Since this past summer, and at least one seasonal fund raiser (when I rediscovered my collection of classical music CDs I play more in my office these days than my living room), a growingly obtrusive lie, mis-representation of truth if you prefer, has oozed into the airwaves, and I wonder of other listeners to other public broadcasting radio stations have noticed the same disturbing trend. While it’s true the station doesn’t broadcast commercials for area businesses or professional enterprises, the air is becoming inundated with commercials for themselves.
The WUIS commercials extoll listeners to sign up for a trip to Italy, visit a gift web site where a portion of purchases from there goes to the radio station, and without surcease, reminders of how it’s not too late to become a “member” of WUIS.

If this “bale wringing” were a barn door, it could not be more obvious: A commercial for yourself is still a commercial, and it’s unfortunate how station management assumes listeners won’t catch on to their sleight of hand, so to speak.

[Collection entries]
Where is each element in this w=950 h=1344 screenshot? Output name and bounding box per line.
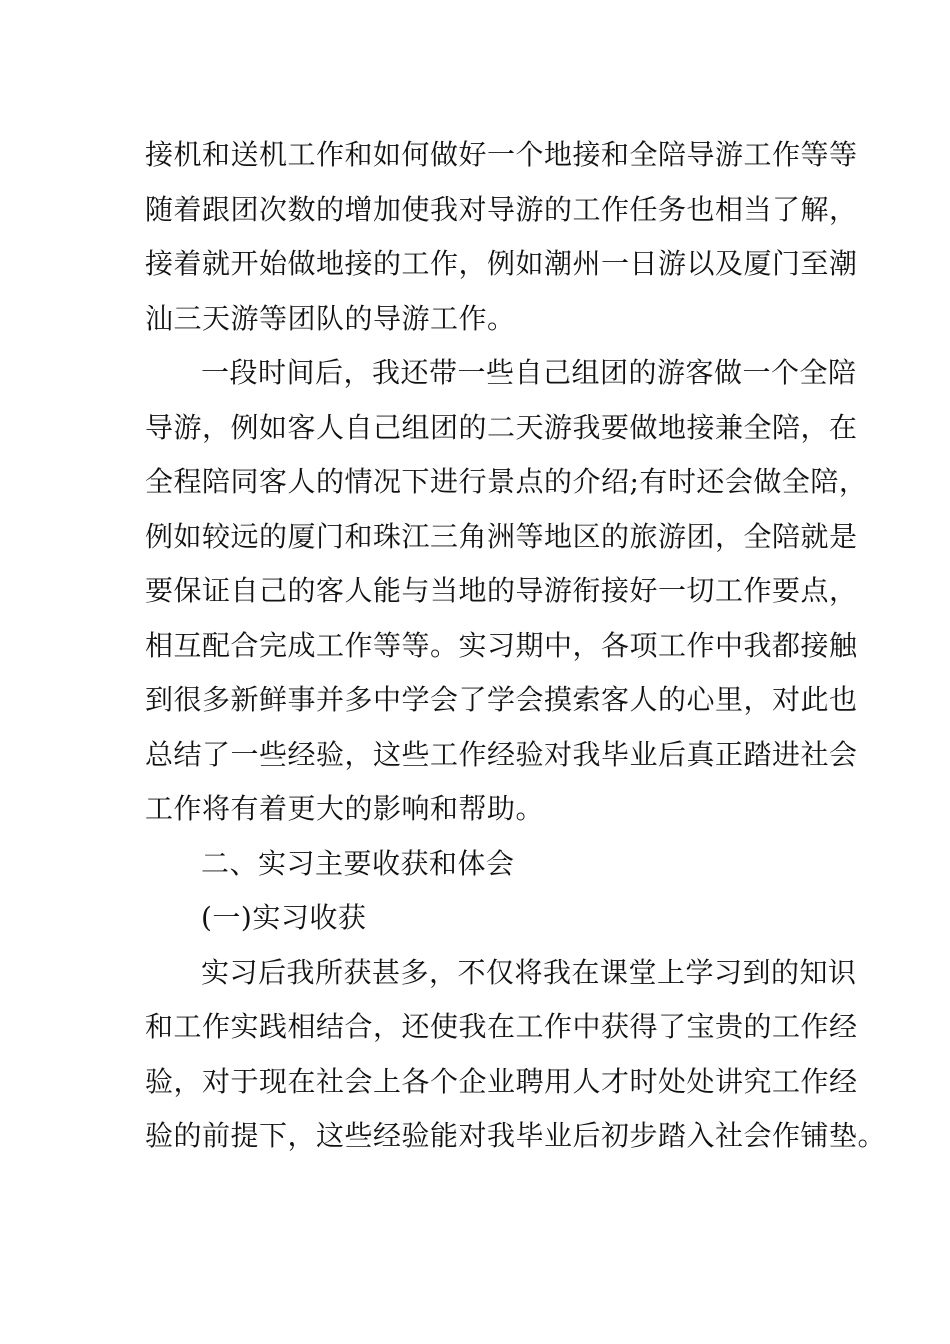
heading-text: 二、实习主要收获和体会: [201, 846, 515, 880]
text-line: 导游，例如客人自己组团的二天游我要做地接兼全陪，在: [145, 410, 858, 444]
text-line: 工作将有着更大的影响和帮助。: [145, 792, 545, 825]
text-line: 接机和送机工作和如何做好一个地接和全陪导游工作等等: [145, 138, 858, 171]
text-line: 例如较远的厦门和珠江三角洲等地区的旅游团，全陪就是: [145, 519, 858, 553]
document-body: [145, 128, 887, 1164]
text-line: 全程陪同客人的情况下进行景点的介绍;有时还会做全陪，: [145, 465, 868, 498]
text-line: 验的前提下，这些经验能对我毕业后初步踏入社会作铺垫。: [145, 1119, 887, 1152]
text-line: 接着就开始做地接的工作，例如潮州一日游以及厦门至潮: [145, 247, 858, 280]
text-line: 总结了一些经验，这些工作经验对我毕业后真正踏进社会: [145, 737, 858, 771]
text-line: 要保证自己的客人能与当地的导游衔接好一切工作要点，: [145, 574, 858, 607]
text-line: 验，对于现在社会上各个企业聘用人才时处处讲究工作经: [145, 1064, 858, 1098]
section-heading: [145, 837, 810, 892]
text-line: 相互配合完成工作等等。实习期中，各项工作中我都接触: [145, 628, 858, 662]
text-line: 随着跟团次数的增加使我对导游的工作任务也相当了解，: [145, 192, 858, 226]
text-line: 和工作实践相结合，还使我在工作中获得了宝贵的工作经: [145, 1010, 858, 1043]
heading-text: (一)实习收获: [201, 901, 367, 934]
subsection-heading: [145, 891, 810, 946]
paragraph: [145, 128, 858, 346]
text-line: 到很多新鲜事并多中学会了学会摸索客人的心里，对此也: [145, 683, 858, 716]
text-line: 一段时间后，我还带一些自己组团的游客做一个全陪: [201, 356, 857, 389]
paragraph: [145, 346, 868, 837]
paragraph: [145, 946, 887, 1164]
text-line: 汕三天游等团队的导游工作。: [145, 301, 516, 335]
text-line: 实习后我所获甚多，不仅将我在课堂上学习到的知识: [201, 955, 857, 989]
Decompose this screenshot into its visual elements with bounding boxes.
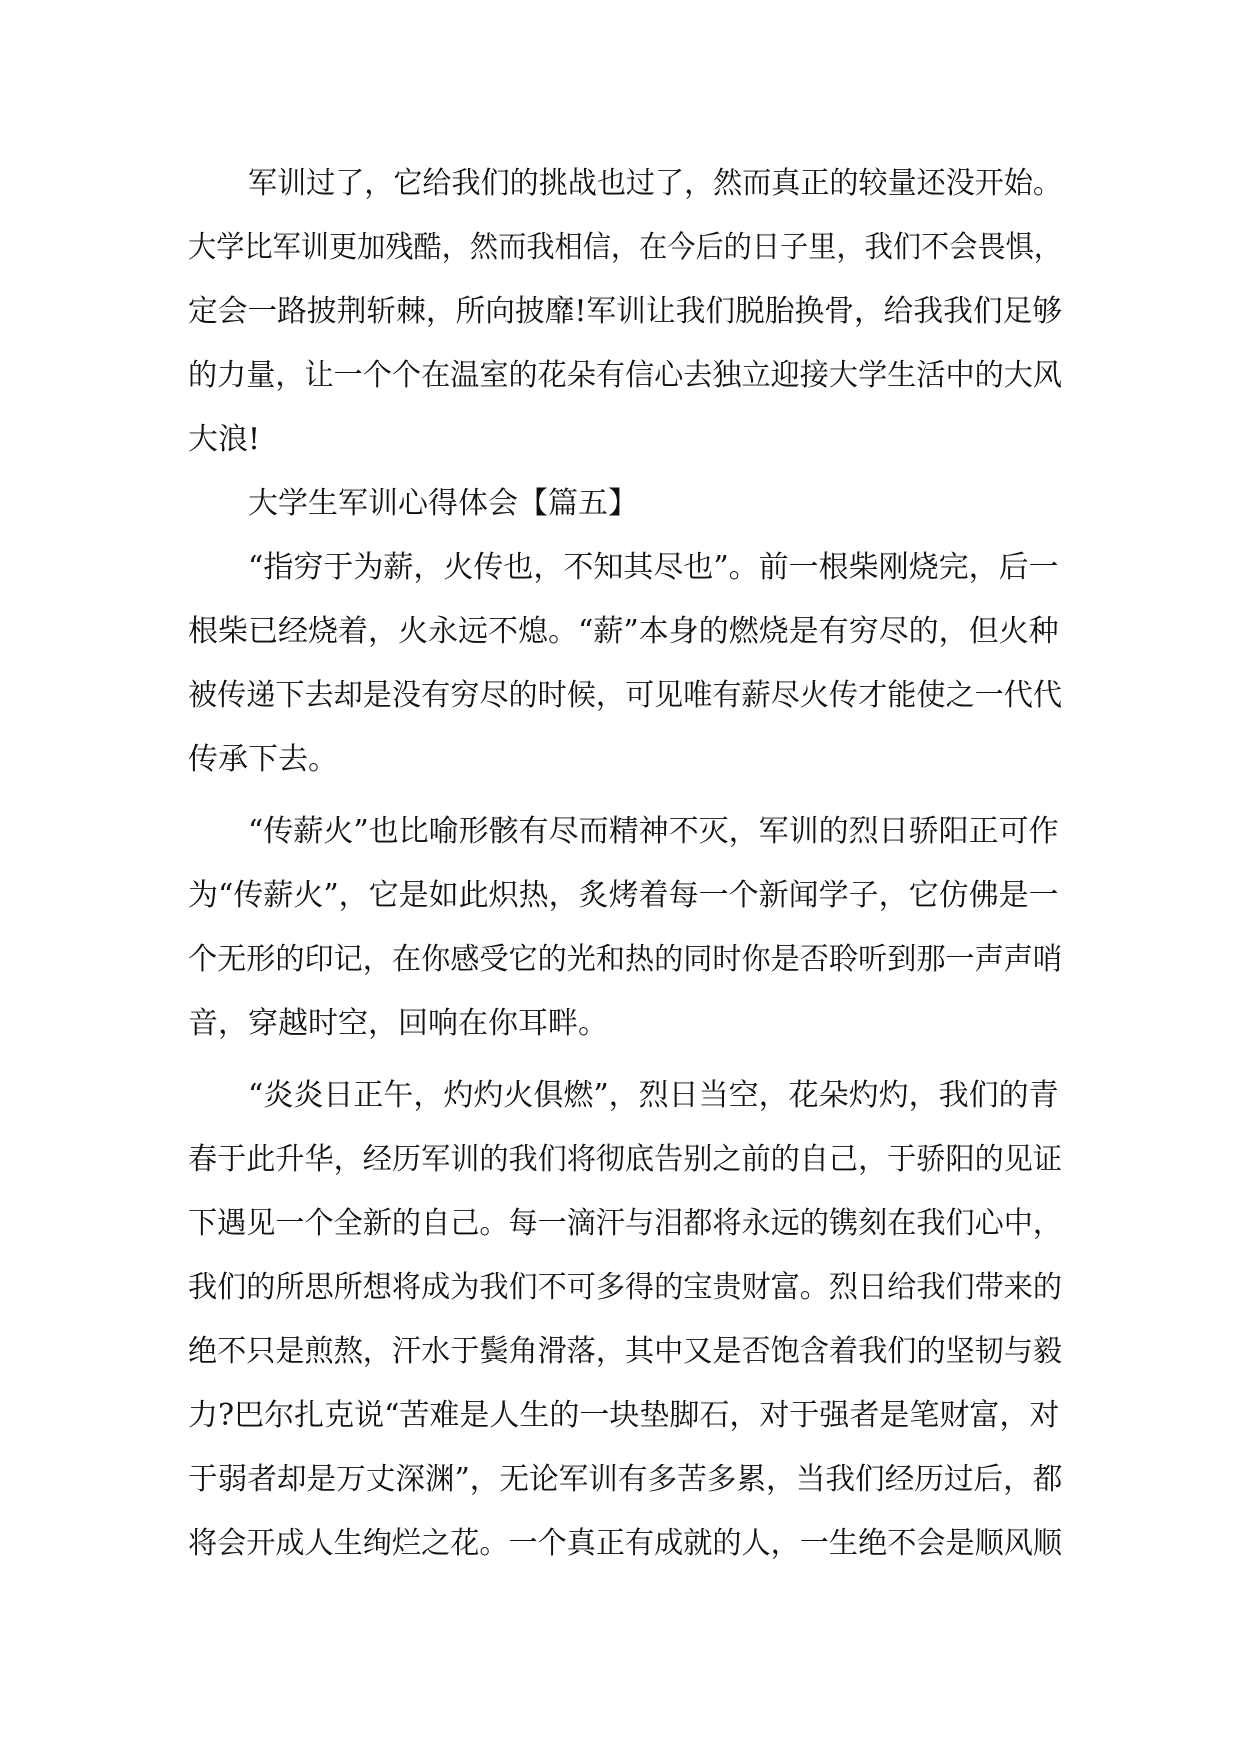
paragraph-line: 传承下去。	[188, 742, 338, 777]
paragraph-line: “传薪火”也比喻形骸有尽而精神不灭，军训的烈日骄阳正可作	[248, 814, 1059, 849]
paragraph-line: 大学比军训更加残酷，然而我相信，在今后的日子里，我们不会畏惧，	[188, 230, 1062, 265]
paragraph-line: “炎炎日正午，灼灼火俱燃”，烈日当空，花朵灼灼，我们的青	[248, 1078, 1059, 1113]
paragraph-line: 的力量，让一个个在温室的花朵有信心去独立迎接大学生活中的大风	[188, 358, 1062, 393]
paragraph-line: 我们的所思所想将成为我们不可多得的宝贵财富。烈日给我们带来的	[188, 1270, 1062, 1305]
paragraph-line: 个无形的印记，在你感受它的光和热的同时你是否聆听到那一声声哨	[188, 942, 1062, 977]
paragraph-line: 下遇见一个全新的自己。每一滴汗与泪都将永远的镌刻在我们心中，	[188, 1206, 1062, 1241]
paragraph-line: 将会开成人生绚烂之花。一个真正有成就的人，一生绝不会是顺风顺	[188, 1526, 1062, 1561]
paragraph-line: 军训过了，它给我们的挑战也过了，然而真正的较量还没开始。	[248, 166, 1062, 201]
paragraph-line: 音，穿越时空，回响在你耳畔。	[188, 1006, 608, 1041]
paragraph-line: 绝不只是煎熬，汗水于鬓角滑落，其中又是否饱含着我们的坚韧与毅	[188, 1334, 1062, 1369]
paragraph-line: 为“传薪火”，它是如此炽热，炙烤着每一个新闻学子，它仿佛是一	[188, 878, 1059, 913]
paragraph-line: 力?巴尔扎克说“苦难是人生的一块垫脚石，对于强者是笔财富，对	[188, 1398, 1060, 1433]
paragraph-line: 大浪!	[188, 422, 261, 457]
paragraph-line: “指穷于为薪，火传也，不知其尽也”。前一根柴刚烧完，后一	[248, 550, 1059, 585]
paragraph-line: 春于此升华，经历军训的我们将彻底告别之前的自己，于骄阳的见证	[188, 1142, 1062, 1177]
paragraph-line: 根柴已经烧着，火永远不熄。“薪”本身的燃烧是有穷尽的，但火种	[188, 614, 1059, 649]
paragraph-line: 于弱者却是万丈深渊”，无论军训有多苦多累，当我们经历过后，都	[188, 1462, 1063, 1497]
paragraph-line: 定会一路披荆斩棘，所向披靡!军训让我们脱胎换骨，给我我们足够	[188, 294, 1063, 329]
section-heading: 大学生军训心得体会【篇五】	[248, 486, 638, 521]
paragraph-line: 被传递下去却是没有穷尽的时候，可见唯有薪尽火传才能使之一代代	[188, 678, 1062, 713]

[SHORT EXERCISE 1]
Answer these questions about the commentary on WUIS promoting itself:
(a) For what kinds of enterprises does the station not broadcast commercials?
(b) To what country is the trip that listeners are urged to sign up for?
(c) What does the writer say a commercial for yourself still is?
[SHORT EXERCISE 2] Write the next part of the commentary on WUIS running commercials for itself, starting after its final sentence.

[TASK RESULT 1]
(a) Area businesses or professional enterprises.
(b) Italy.
(c) Still a commercial.

[TASK RESULT 2]
When my brother and I shared the same house, growing up on Whittier Avenue, he would often annoy me as we watched a favorite TV show, turning up the intensity of provocation until I either said ENOUGH, BILL! or began to annoy him back. Most of the time, that was enough to get him to stop. And based on the program director’s explanation to me about a year or so ago, I wonder if WUIS is simply trying (as they did once before) to annoy listeners to the point of reacting with a complaint, not from some out of work writer with a blog, but LARGE numbers of listeners with respectable tax returns and annual station fund raiser checks to match.

If you are a listener of that type, please accept my invitation to visit the station’s web site and share your reactions in this, the winter of our discontent. For now, I’m not inclined to because I’m not a check-writing supporter.

And in the meantime, I’m listening to my wonderful CD collection during most local programming. Why?
Because in my home office, I cannot get a strong signal from WILL Radio in Urbana-Champaign.